Items from a figure collection:
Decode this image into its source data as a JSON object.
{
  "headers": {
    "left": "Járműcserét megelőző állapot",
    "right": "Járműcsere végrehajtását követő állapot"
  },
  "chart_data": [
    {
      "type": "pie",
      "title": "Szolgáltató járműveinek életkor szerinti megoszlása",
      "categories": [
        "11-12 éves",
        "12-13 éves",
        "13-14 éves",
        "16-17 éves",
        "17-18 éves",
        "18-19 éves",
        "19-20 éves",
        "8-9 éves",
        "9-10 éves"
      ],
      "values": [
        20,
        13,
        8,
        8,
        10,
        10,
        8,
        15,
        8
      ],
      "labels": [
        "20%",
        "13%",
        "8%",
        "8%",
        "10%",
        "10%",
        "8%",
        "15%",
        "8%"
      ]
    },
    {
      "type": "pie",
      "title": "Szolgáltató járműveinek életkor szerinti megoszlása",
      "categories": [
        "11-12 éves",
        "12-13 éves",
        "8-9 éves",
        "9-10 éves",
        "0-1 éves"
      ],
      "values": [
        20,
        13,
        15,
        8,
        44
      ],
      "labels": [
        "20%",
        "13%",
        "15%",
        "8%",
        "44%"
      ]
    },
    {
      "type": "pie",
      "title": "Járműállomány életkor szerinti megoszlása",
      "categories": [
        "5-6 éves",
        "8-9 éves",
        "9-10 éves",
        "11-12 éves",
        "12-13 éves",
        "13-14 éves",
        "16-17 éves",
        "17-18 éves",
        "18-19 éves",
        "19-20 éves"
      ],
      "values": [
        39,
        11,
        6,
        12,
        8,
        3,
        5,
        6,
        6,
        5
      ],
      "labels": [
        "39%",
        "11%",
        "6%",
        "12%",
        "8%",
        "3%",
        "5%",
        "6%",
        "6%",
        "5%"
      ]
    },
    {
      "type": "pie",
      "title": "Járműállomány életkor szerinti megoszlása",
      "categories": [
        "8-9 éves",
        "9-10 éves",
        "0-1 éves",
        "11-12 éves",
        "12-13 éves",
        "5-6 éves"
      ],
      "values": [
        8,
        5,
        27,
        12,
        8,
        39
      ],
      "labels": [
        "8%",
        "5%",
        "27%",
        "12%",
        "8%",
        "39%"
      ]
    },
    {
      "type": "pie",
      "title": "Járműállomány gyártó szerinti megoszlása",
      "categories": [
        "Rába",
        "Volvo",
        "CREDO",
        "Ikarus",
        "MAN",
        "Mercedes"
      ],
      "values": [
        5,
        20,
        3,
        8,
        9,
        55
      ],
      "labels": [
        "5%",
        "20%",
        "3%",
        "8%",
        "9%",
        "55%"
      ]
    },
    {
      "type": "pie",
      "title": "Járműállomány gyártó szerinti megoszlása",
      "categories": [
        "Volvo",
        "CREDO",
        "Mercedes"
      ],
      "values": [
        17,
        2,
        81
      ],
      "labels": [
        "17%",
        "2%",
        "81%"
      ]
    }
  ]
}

= Problem requirements =
Of all the lines above, how many contain the word "állapot"? Answer with only the number.

= Output =
2